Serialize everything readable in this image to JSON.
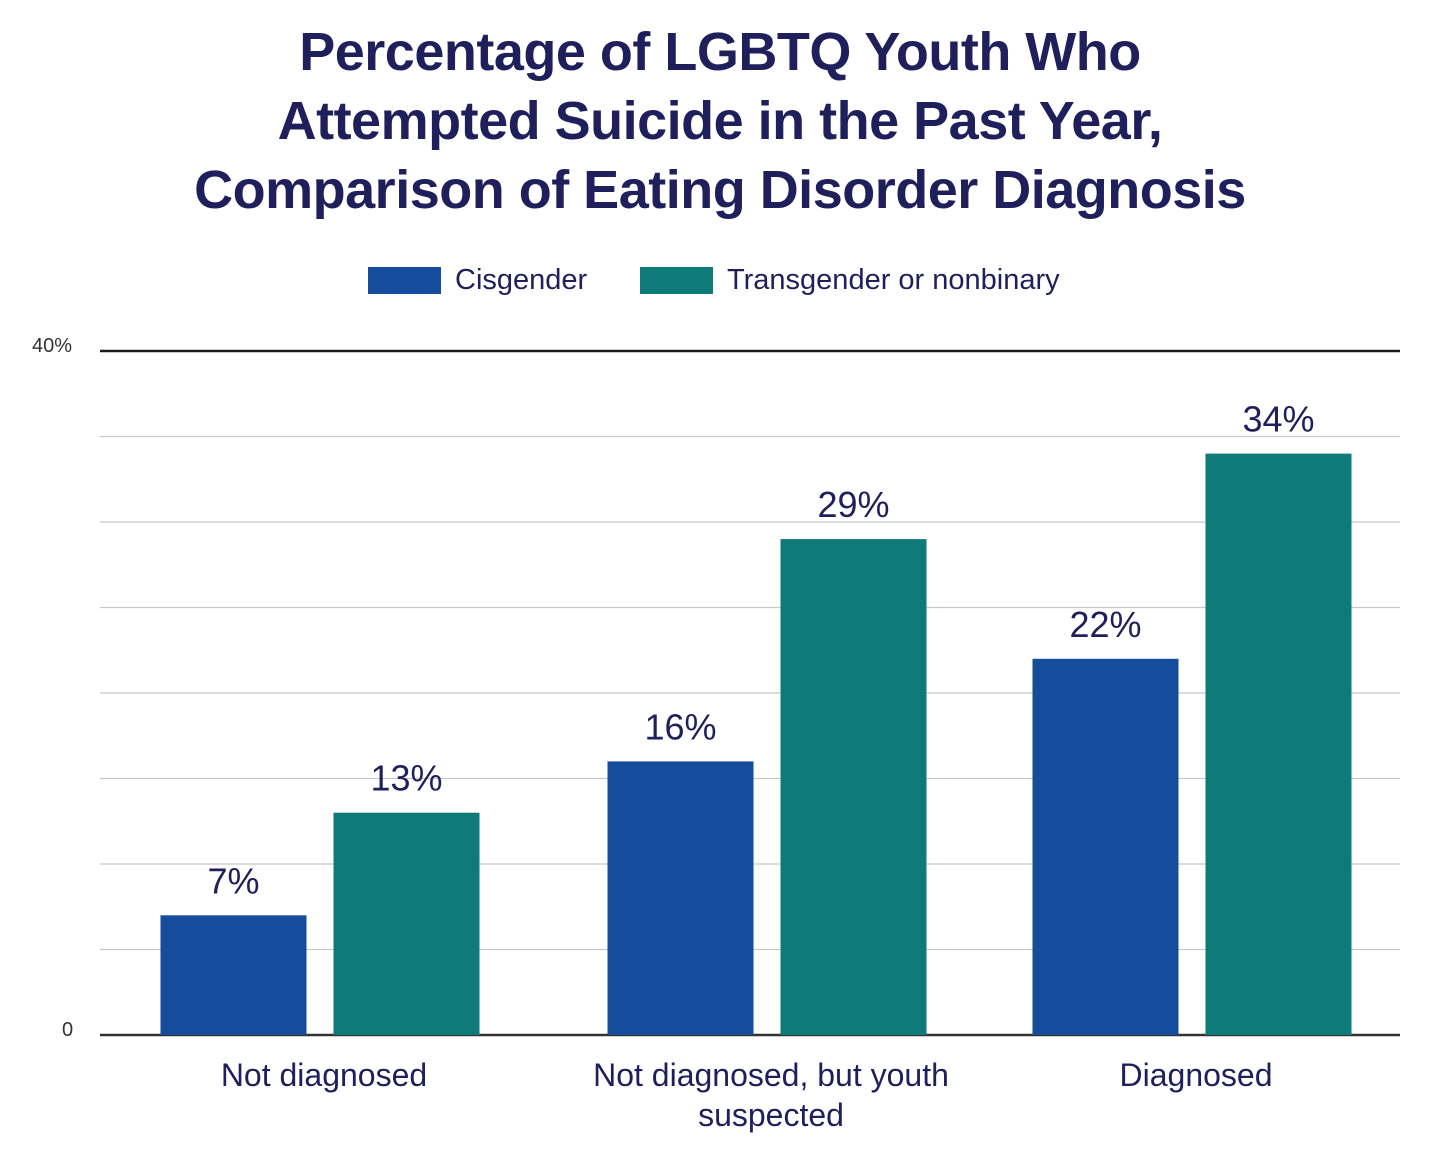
{
  "chart_data": {
    "type": "bar",
    "title_lines": [
      "Percentage of LGBTQ Youth Who",
      "Attempted Suicide in the Past Year,",
      "Comparison of Eating Disorder Diagnosis"
    ],
    "categories": [
      [
        "Not diagnosed"
      ],
      [
        "Not diagnosed, but youth",
        "suspected"
      ],
      [
        "Diagnosed"
      ]
    ],
    "series": [
      {
        "name": "Cisgender",
        "color": "#164c9c",
        "values": [
          7,
          16,
          22
        ],
        "labels": [
          "7%",
          "16%",
          "22%"
        ]
      },
      {
        "name": "Transgender or nonbinary",
        "color": "#0f7a7a",
        "values": [
          13,
          29,
          34
        ],
        "labels": [
          "13%",
          "29%",
          "34%"
        ]
      }
    ],
    "ylim": [
      0,
      40
    ],
    "y_tick_labels": {
      "top": "40%",
      "bottom": "0"
    },
    "gridlines": 8,
    "xlabel": "",
    "ylabel": "",
    "legend_position": "top-center"
  }
}
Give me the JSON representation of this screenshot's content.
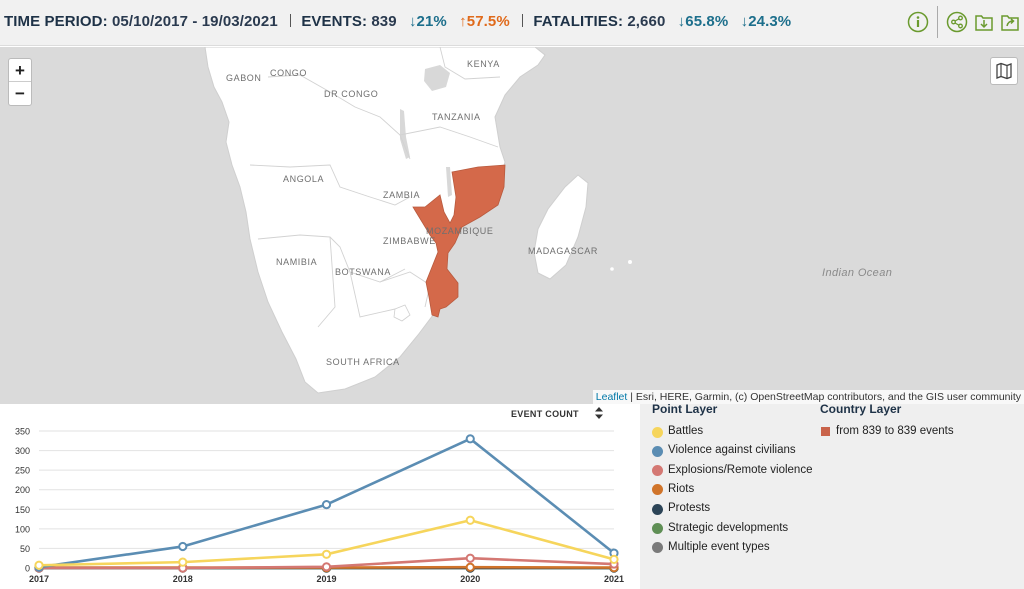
{
  "header": {
    "time_label": "TIME PERIOD:",
    "time_value": "05/10/2017 - 19/03/2021",
    "events_label": "EVENTS:",
    "events_value": "839",
    "events_change_1": "↓21%",
    "events_change_2": "↑57.5%",
    "fatalities_label": "FATALITIES:",
    "fatalities_value": "2,660",
    "fatalities_change_1": "↓65.8%",
    "fatalities_change_2": "↓24.3%",
    "icons": [
      "info-icon",
      "share-icon",
      "download-icon",
      "export-icon"
    ],
    "accent_color": "#6a9a2e"
  },
  "map": {
    "labels": {
      "gabon": "GABON",
      "congo": "CONGO",
      "dr_congo": "DR CONGO",
      "kenya": "KENYA",
      "tanzania": "TANZANIA",
      "angola": "ANGOLA",
      "zambia": "ZAMBIA",
      "zimbabwe": "ZIMBABWE",
      "mozambique": "MOZAMBIQUE",
      "namibia": "NAMIBIA",
      "botswana": "BOTSWANA",
      "madagascar": "MADAGASCAR",
      "south_africa": "SOUTH AFRICA",
      "ocean": "Indian Ocean"
    },
    "zoom_in": "+",
    "zoom_out": "−",
    "highlight_color": "#d4694a",
    "attribution_link": "Leaflet",
    "attribution_text": " | Esri, HERE, Garmin, (c) OpenStreetMap contributors, and the GIS user community"
  },
  "chart_header": {
    "metric_label": "EVENT COUNT"
  },
  "chart_data": {
    "type": "line",
    "x": [
      "2017",
      "2018",
      "2019",
      "2020",
      "2021"
    ],
    "ylim": [
      0,
      350
    ],
    "yticks": [
      0,
      50,
      100,
      150,
      200,
      250,
      300,
      350
    ],
    "grid": true,
    "series": [
      {
        "name": "Battles",
        "color": "#f6d55c",
        "values": [
          7,
          15,
          35,
          122,
          22
        ]
      },
      {
        "name": "Violence against civilians",
        "color": "#5b8db3",
        "values": [
          2,
          55,
          162,
          330,
          38
        ]
      },
      {
        "name": "Explosions/Remote violence",
        "color": "#d47873",
        "values": [
          0,
          0,
          3,
          25,
          10
        ]
      },
      {
        "name": "Riots",
        "color": "#d0742a",
        "values": [
          1,
          1,
          1,
          2,
          1
        ]
      },
      {
        "name": "Protests",
        "color": "#2c4457",
        "values": [
          0,
          0,
          0,
          0,
          0
        ]
      },
      {
        "name": "Strategic developments",
        "color": "#5f8f55",
        "values": [
          0,
          0,
          0,
          0,
          0
        ]
      },
      {
        "name": "Multiple event types",
        "color": "#7a7a7a",
        "values": [
          0,
          0,
          0,
          0,
          0
        ]
      }
    ]
  },
  "legend": {
    "point_title": "Point Layer",
    "country_title": "Country Layer",
    "country_item": "from 839 to 839 events",
    "country_color": "#c9634a"
  }
}
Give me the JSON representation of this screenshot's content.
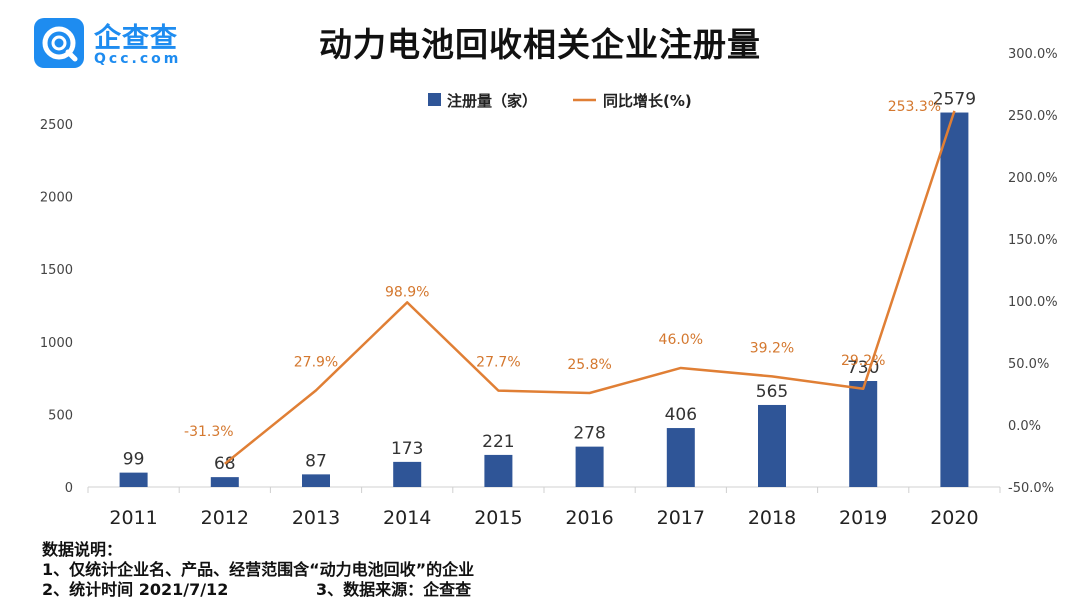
{
  "brand": {
    "name_cn": "企查查",
    "name_en": "Qcc.com",
    "brand_color": "#1e8cf0"
  },
  "chart_data": {
    "type": "bar",
    "title": "动力电池回收相关企业注册量",
    "categories": [
      "2011",
      "2012",
      "2013",
      "2014",
      "2015",
      "2016",
      "2017",
      "2018",
      "2019",
      "2020"
    ],
    "series": [
      {
        "name": "注册量（家）",
        "type": "bar",
        "axis": "left",
        "color": "#2f5597",
        "values": [
          99,
          68,
          87,
          173,
          221,
          278,
          406,
          565,
          730,
          2579
        ],
        "labels": [
          "99",
          "68",
          "87",
          "173",
          "221",
          "278",
          "406",
          "565",
          "730",
          "2579"
        ]
      },
      {
        "name": "同比增长(%)",
        "type": "line",
        "axis": "right",
        "color": "#e07f35",
        "values": [
          null,
          -31.3,
          27.9,
          98.9,
          27.7,
          25.8,
          46.0,
          39.2,
          29.2,
          253.3
        ],
        "labels": [
          null,
          "-31.3%",
          "27.9%",
          "98.9%",
          "27.7%",
          "25.8%",
          "46.0%",
          "39.2%",
          "29.2%",
          "253.3%"
        ]
      }
    ],
    "y_left": {
      "ylim": [
        0,
        2500
      ],
      "ticks": [
        "0",
        "500",
        "1000",
        "1500",
        "2000",
        "2500"
      ]
    },
    "y_right": {
      "ylim": [
        -50,
        300
      ],
      "ticks": [
        "-50.0%",
        "0.0%",
        "50.0%",
        "100.0%",
        "150.0%",
        "200.0%",
        "250.0%",
        "300.0%"
      ]
    },
    "grid": false,
    "legend": "top-center"
  },
  "notes": {
    "heading": "数据说明：",
    "line1": "1、仅统计企业名、产品、经营范围含“动力电池回收”的企业",
    "line2a": "2、统计时间 2021/7/12",
    "line2b": "3、数据来源：企查查"
  }
}
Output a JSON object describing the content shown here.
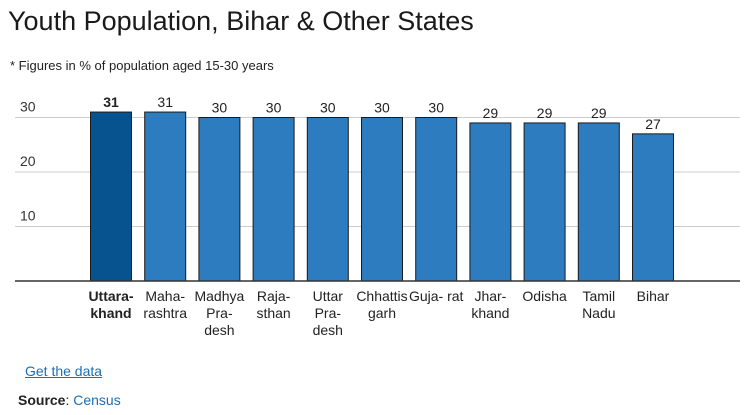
{
  "chart_data": {
    "type": "bar",
    "title": "Youth Population, Bihar & Other States",
    "subtitle": "* Figures in % of population aged 15-30 years",
    "categories": [
      [
        "Uttara-",
        "khand"
      ],
      [
        "Maha-",
        "rashtra"
      ],
      [
        "Madhya",
        "Pra-",
        "desh"
      ],
      [
        "Raja-",
        "sthan"
      ],
      [
        "Uttar",
        "Pra-",
        "desh"
      ],
      [
        "Chhattis",
        "garh"
      ],
      [
        "Guja- rat"
      ],
      [
        "Jhar-",
        "khand"
      ],
      [
        "Odisha"
      ],
      [
        "Tamil",
        "Nadu"
      ],
      [
        "Bihar"
      ]
    ],
    "values": [
      31,
      31,
      30,
      30,
      30,
      30,
      30,
      29,
      29,
      29,
      27
    ],
    "highlight_index": 0,
    "yticks": [
      10,
      20,
      30
    ],
    "ylim": [
      0,
      33
    ],
    "grid": true,
    "colors": {
      "bar": "#2e7cc0",
      "bar_highlight": "#07538f",
      "bar_border": "#1a1a1a",
      "grid": "#cccccc",
      "axis": "#333333"
    }
  },
  "footer": {
    "link_label": "Get the data",
    "source_label": "Source",
    "source_value": "Census"
  }
}
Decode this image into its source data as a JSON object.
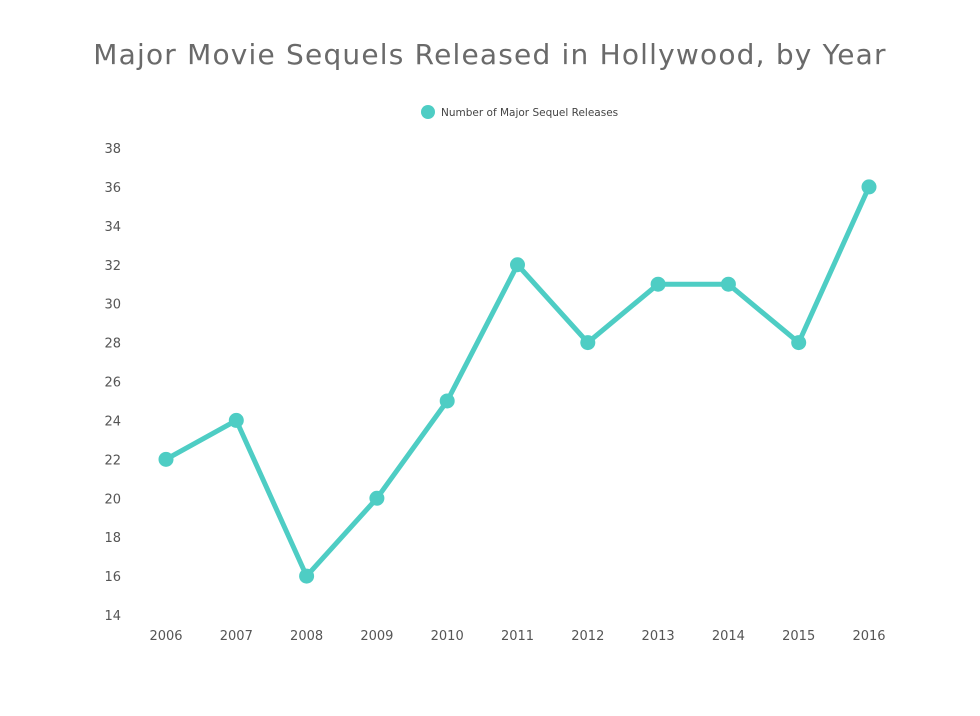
{
  "chart_data": {
    "type": "line",
    "title": "Major Movie Sequels Released in Hollywood, by Year",
    "xlabel": "",
    "ylabel": "",
    "categories": [
      "2006",
      "2007",
      "2008",
      "2009",
      "2010",
      "2011",
      "2012",
      "2013",
      "2014",
      "2015",
      "2016"
    ],
    "series": [
      {
        "name": "Number of Major Sequel Releases",
        "color": "#4ecdc4",
        "values": [
          22,
          24,
          16,
          20,
          25,
          32,
          28,
          31,
          31,
          28,
          36
        ]
      }
    ],
    "ylim": [
      14,
      38
    ],
    "yticks": [
      "14",
      "16",
      "18",
      "20",
      "22",
      "24",
      "26",
      "28",
      "30",
      "32",
      "34",
      "36",
      "38"
    ],
    "grid": false,
    "legend_position": "top-center"
  }
}
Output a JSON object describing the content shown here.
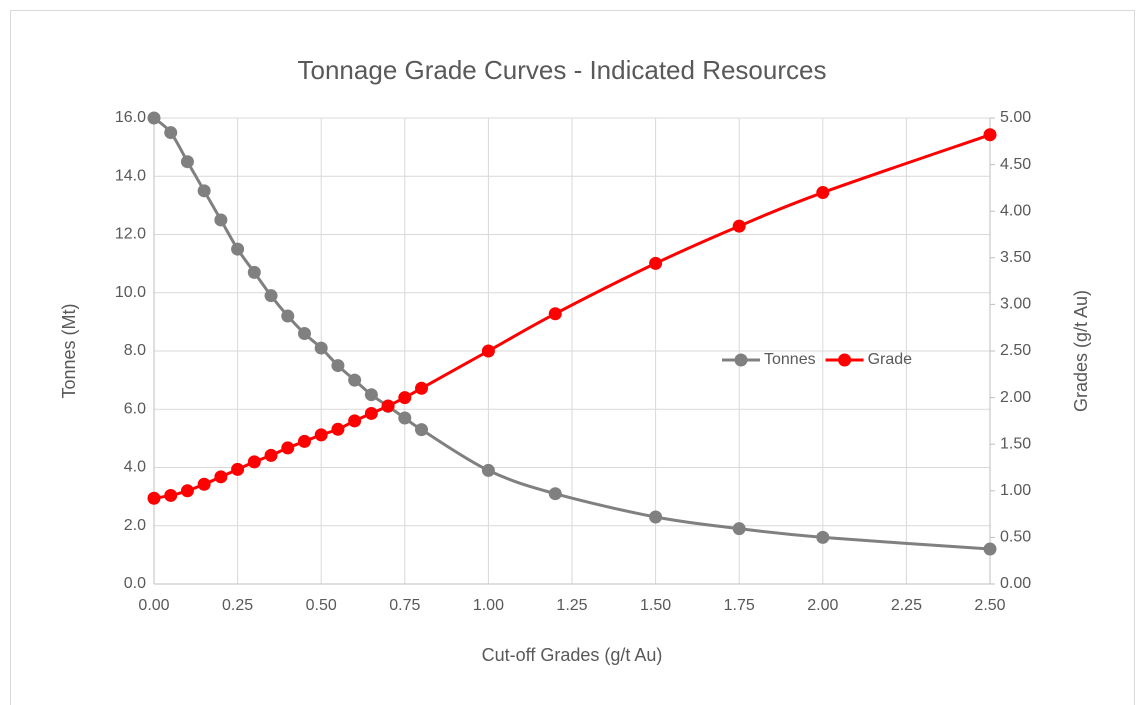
{
  "chart_data": {
    "type": "line",
    "title": "Tonnage Grade Curves - Indicated Resources",
    "x_label": "Cut-off Grades (g/t Au)",
    "y_label": "Tonnes (Mt)",
    "y2_label": "Grades (g/t Au)",
    "x": [
      0,
      0.05,
      0.1,
      0.15,
      0.2,
      0.25,
      0.3,
      0.35,
      0.4,
      0.45,
      0.5,
      0.55,
      0.6,
      0.65,
      0.7,
      0.75,
      0.8,
      1.0,
      1.2,
      1.5,
      1.75,
      2.0,
      2.5
    ],
    "series": [
      {
        "name": "Tonnes",
        "color": "#808080",
        "axis": "y",
        "values": [
          16.0,
          15.5,
          14.5,
          13.5,
          12.5,
          11.5,
          10.7,
          9.9,
          9.2,
          8.6,
          8.1,
          7.5,
          7.0,
          6.5,
          6.1,
          5.7,
          5.3,
          3.9,
          3.1,
          2.3,
          1.9,
          1.6,
          1.2
        ]
      },
      {
        "name": "Grade",
        "color": "#ff0000",
        "axis": "y2",
        "values": [
          0.92,
          0.95,
          1.0,
          1.07,
          1.15,
          1.23,
          1.31,
          1.38,
          1.46,
          1.53,
          1.6,
          1.66,
          1.75,
          1.83,
          1.91,
          2.0,
          2.1,
          2.5,
          2.9,
          3.44,
          3.84,
          4.2,
          4.82
        ]
      }
    ],
    "xlim": [
      0,
      2.5
    ],
    "xticks": [
      {
        "value": 0,
        "label": "0.00"
      },
      {
        "value": 0.25,
        "label": "0.25"
      },
      {
        "value": 0.5,
        "label": "0.50"
      },
      {
        "value": 0.75,
        "label": "0.75"
      },
      {
        "value": 1,
        "label": "1.00"
      },
      {
        "value": 1.25,
        "label": "1.25"
      },
      {
        "value": 1.5,
        "label": "1.50"
      },
      {
        "value": 1.75,
        "label": "1.75"
      },
      {
        "value": 2,
        "label": "2.00"
      },
      {
        "value": 2.25,
        "label": "2.25"
      },
      {
        "value": 2.5,
        "label": "2.50"
      }
    ],
    "ylim": [
      0,
      16
    ],
    "yticks": [
      {
        "value": 0,
        "label": "0.0"
      },
      {
        "value": 2,
        "label": "2.0"
      },
      {
        "value": 4,
        "label": "4.0"
      },
      {
        "value": 6,
        "label": "6.0"
      },
      {
        "value": 8,
        "label": "8.0"
      },
      {
        "value": 10,
        "label": "10.0"
      },
      {
        "value": 12,
        "label": "12.0"
      },
      {
        "value": 14,
        "label": "14.0"
      },
      {
        "value": 16,
        "label": "16.0"
      }
    ],
    "y2lim": [
      0,
      5
    ],
    "y2ticks": [
      {
        "value": 0,
        "label": "0.00"
      },
      {
        "value": 0.5,
        "label": "0.50"
      },
      {
        "value": 1,
        "label": "1.00"
      },
      {
        "value": 1.5,
        "label": "1.50"
      },
      {
        "value": 2,
        "label": "2.00"
      },
      {
        "value": 2.5,
        "label": "2.50"
      },
      {
        "value": 3,
        "label": "3.00"
      },
      {
        "value": 3.5,
        "label": "3.50"
      },
      {
        "value": 4,
        "label": "4.00"
      },
      {
        "value": 4.5,
        "label": "4.50"
      },
      {
        "value": 5,
        "label": "5.00"
      }
    ],
    "grid": true,
    "legend": "right"
  }
}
________
**Exercise aim**
Work out how many lines of the listing above include "Grades". Answer with the number and nothing more.

**Exercise solution**
2